>> Begin

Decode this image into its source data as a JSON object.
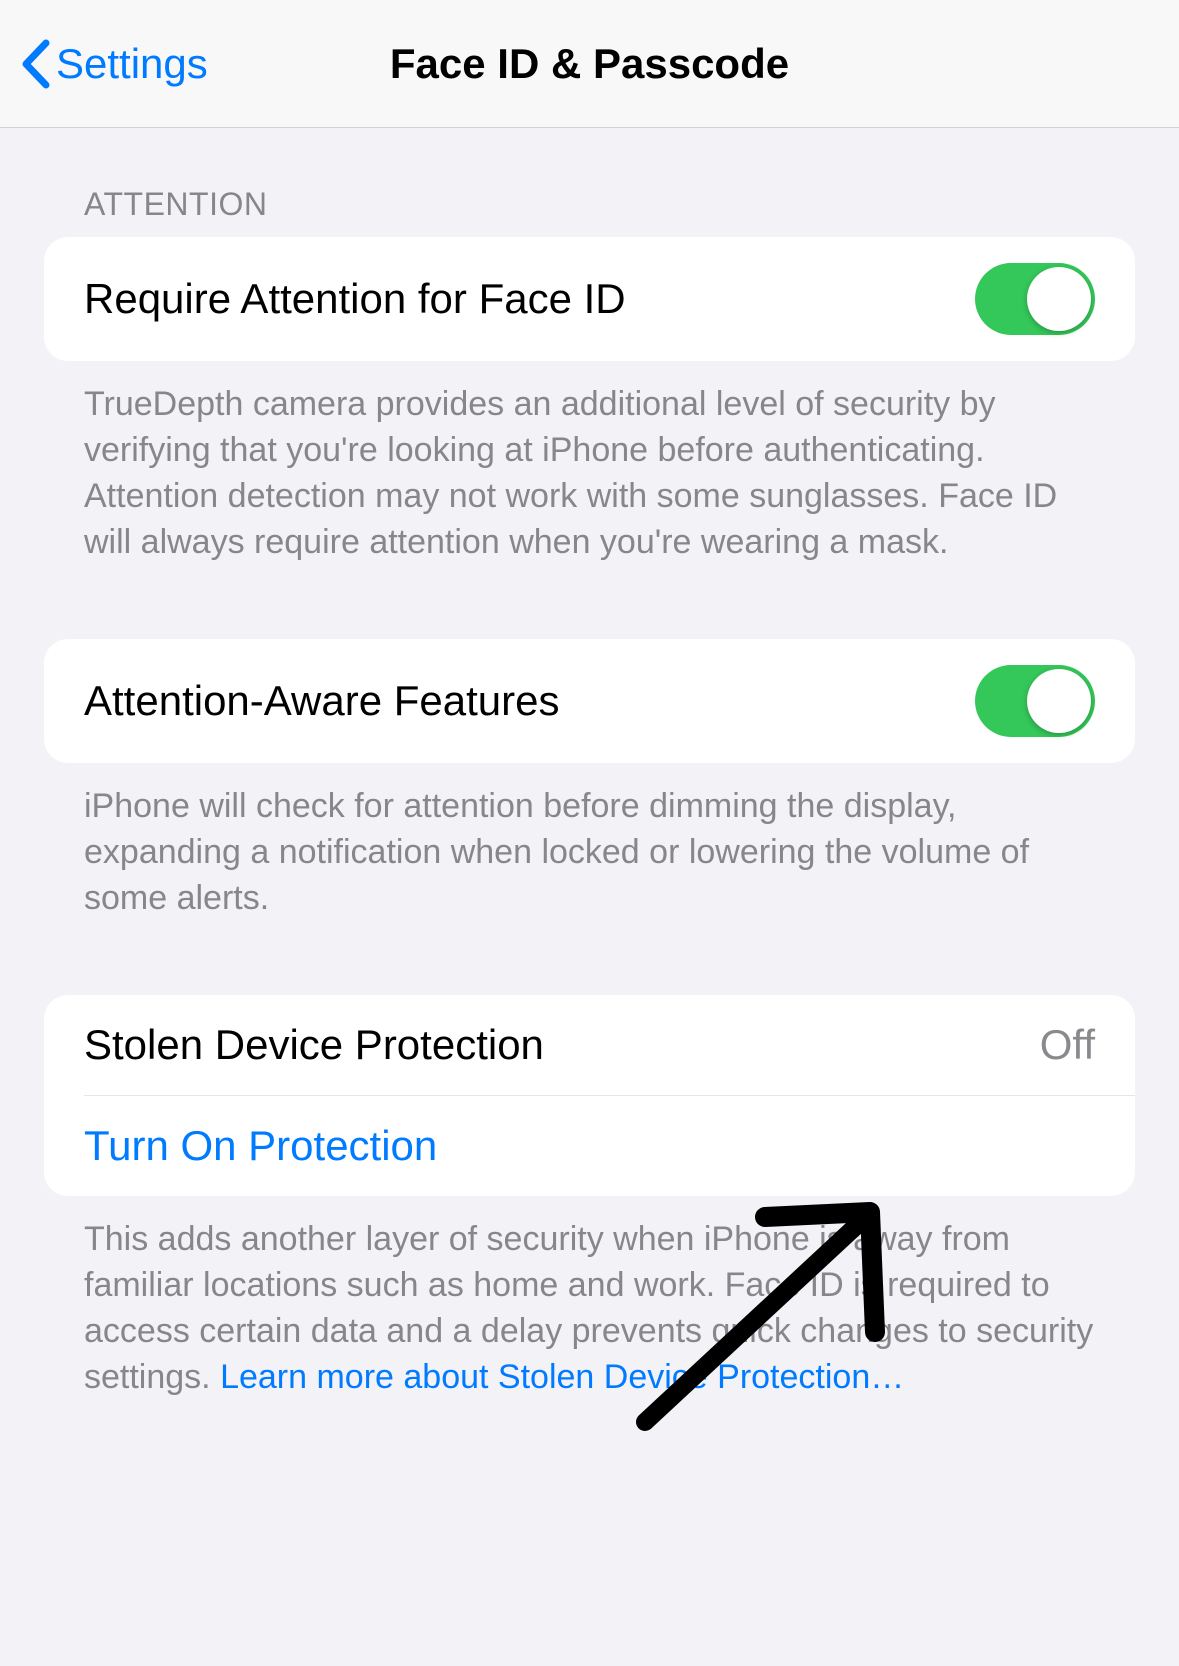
{
  "nav": {
    "back_label": "Settings",
    "title": "Face ID & Passcode"
  },
  "sections": {
    "attention_header": "ATTENTION",
    "require_attention": {
      "label": "Require Attention for Face ID",
      "enabled": true,
      "footer": "TrueDepth camera provides an additional level of security by verifying that you're looking at iPhone before authenticating. Attention detection may not work with some sunglasses. Face ID will always require attention when you're wearing a mask."
    },
    "attention_aware": {
      "label": "Attention-Aware Features",
      "enabled": true,
      "footer": "iPhone will check for attention before dimming the display, expanding a notification when locked or lowering the volume of some alerts."
    },
    "stolen_device": {
      "label": "Stolen Device Protection",
      "status": "Off",
      "action_label": "Turn On Protection",
      "footer": "This adds another layer of security when iPhone is away from familiar locations such as home and work. Face ID is required to access certain data and a delay prevents quick changes to security settings. ",
      "learn_more": "Learn more about Stolen Device Protection…"
    }
  },
  "colors": {
    "accent": "#007aff",
    "toggle_on": "#34c759",
    "background": "#f2f2f7",
    "secondary_text": "#86868b"
  }
}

>> End

DIRECTION: The data above should be repeated exactly, minus any pictures.

PROBLEM SOLUTION:
Decode this image into its source data as a JSON object.
{
  "nav": {
    "back_label": "Settings",
    "title": "Face ID & Passcode"
  },
  "sections": {
    "attention_header": "ATTENTION",
    "require_attention": {
      "label": "Require Attention for Face ID",
      "enabled": true,
      "footer": "TrueDepth camera provides an additional level of security by verifying that you're looking at iPhone before authenticating. Attention detection may not work with some sunglasses. Face ID will always require attention when you're wearing a mask."
    },
    "attention_aware": {
      "label": "Attention-Aware Features",
      "enabled": true,
      "footer": "iPhone will check for attention before dimming the display, expanding a notification when locked or lowering the volume of some alerts."
    },
    "stolen_device": {
      "label": "Stolen Device Protection",
      "status": "Off",
      "action_label": "Turn On Protection",
      "footer": "This adds another layer of security when iPhone is away from familiar locations such as home and work. Face ID is required to access certain data and a delay prevents quick changes to security settings. ",
      "learn_more": "Learn more about Stolen Device Protection…"
    }
  },
  "colors": {
    "accent": "#007aff",
    "toggle_on": "#34c759",
    "background": "#f2f2f7",
    "secondary_text": "#86868b"
  }
}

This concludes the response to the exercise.